══ Selected excerpt
Modern Baptists
First edition
AuthorJames Wilcox
CountryUnited States
LanguageEnglish
PublisherBookthrift Co.
Publication date
July 1983
Media typePrint
Pages239
ISBN0-385-27868-3
Followed byNorth Gladiola 

Modern Baptists is the debut novel by American author James Wilcox, and his best known work. It was published in 1983.

Plot introduction

Set in the fictional town of Tula Springs, Louisiana, the novel concerns middle-aged bachelor Bobby Pickens, the assistant manager of Sunny Boy Bargain Store and his half-brother F.X. A former actor and cocaine dealer, F.X. has just been released from Angola Prison and moves in with Bobby, his presence throwing all Bobby's foibles into sharp relief, leading to mistaken identity, romantic entanglement and a nervous breakdown, climaxing in a Christmas Eve party in a cabin on a poisoned swamp.

Reception

Robert Penn Warren commented, "...James Wilcox has made a tale that is realistic and fantastic, painfully comic, and, in a strange way, psychologically penetrating….There is no writer exactly like him. He is an original." On the front page of The New York Times Book Review Anne Tyler wrote, "Every reviewer, no doubt, has methods for marking choice passages in a book. Mine is a system of colored paper clips; yellow means funny. Modern Baptists should be thick with yellow clips on every page, but it does even better than that. While I was reading it, I laughed so hard I kept forgetting my paper clips. Mr. Wilcox has real comic genius. He is a writer to make us all feel hopeful." Walker Percy called this same novel, "a beauty."
════
══ Entries shown
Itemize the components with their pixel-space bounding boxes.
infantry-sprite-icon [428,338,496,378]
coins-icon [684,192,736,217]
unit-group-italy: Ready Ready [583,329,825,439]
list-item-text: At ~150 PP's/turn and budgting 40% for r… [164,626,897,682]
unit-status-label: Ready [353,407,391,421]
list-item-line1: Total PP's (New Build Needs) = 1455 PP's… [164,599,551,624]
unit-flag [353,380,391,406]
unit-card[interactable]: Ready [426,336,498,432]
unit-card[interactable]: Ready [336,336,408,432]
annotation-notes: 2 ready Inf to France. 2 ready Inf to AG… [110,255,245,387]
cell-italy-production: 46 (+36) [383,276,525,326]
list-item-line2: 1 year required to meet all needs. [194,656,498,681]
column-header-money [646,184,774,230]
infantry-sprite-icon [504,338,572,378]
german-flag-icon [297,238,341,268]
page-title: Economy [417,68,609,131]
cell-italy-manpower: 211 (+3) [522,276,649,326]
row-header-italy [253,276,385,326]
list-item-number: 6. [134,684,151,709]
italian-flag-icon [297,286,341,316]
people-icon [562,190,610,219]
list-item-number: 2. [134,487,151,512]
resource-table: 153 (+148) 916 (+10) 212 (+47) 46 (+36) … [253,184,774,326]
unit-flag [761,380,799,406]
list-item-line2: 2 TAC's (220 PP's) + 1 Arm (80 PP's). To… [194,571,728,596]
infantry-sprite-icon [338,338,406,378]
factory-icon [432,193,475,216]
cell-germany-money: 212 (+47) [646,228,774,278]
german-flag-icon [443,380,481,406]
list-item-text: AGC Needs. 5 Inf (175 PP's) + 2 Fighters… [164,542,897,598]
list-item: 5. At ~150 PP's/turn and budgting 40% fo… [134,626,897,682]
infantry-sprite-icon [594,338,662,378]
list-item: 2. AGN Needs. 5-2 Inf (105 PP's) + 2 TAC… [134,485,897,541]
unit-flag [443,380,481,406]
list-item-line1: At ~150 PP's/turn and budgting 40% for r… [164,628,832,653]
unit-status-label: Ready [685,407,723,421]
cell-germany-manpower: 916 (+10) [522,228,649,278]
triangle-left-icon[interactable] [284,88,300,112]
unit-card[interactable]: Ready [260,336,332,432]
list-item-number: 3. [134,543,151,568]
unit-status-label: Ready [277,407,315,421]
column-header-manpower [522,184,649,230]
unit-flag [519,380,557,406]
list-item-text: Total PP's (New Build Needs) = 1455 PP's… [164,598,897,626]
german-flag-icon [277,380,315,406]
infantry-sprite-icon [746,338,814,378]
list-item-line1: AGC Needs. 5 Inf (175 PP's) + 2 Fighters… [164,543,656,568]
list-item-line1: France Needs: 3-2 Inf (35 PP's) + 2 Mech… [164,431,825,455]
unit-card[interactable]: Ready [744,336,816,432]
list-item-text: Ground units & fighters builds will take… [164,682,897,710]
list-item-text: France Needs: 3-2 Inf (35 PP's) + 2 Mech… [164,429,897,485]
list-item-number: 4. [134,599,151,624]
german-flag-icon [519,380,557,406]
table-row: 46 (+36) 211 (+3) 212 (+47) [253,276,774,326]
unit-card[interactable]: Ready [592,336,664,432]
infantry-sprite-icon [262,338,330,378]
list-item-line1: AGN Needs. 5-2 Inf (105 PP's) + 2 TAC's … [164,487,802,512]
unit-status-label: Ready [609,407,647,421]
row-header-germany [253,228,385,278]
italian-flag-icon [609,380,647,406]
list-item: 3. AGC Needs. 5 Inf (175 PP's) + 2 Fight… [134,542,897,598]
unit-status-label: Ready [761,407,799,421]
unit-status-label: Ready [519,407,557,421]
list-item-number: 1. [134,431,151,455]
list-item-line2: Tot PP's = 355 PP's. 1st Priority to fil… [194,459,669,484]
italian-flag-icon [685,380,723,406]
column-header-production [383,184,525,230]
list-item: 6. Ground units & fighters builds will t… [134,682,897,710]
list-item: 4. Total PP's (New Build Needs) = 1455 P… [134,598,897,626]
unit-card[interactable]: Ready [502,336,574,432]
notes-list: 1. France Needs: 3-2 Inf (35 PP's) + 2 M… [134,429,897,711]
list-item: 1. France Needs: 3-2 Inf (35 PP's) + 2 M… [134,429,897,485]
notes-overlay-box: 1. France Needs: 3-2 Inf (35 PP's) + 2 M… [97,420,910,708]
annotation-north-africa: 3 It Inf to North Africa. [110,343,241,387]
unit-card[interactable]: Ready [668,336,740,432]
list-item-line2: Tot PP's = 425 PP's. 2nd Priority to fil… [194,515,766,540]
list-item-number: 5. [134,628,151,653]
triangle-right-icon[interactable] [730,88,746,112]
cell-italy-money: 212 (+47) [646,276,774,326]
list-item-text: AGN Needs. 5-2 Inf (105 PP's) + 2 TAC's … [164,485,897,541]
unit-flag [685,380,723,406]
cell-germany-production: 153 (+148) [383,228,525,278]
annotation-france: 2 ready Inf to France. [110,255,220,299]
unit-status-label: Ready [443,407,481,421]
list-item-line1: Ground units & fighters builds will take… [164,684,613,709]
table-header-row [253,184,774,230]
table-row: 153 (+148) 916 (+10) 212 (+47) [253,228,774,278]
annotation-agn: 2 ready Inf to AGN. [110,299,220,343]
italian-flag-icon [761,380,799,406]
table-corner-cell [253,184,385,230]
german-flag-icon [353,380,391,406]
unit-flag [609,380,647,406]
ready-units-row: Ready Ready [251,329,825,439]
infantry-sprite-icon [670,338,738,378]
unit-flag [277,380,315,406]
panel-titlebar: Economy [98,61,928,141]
════
Work instruction 1: Reproduce verbatim the passage of the Modern Baptists article that starts with "Publication date" and goes on through "published in 1983.".
Work instruction 2: Write the next part of the article on the novel Modern Baptists, picking up after its final sentence.

Answer space 1:
Publication date
July 1983
Media typePrint
Pages239
ISBN0-385-27868-3
Followed byNorth Gladiola 

Modern Baptists is the debut novel by American author James Wilcox, and his best known work. It was published in 1983.

Answer space 2:
Recognition

Modern Baptists has been included in Harold Bloom's The Western Canon and listed in GQ's 45th anniversary issue as one of the best works of fiction published in the past 45 years. In 1998 in U.S. News & World Report Toni Morrison counted Modern Baptists among her three "favorite works by unsung writers." In 2005 Modern Baptists was reissued in Great Britain in a Penguin Modern Classics edition with an introduction by the novelist Jim Crace.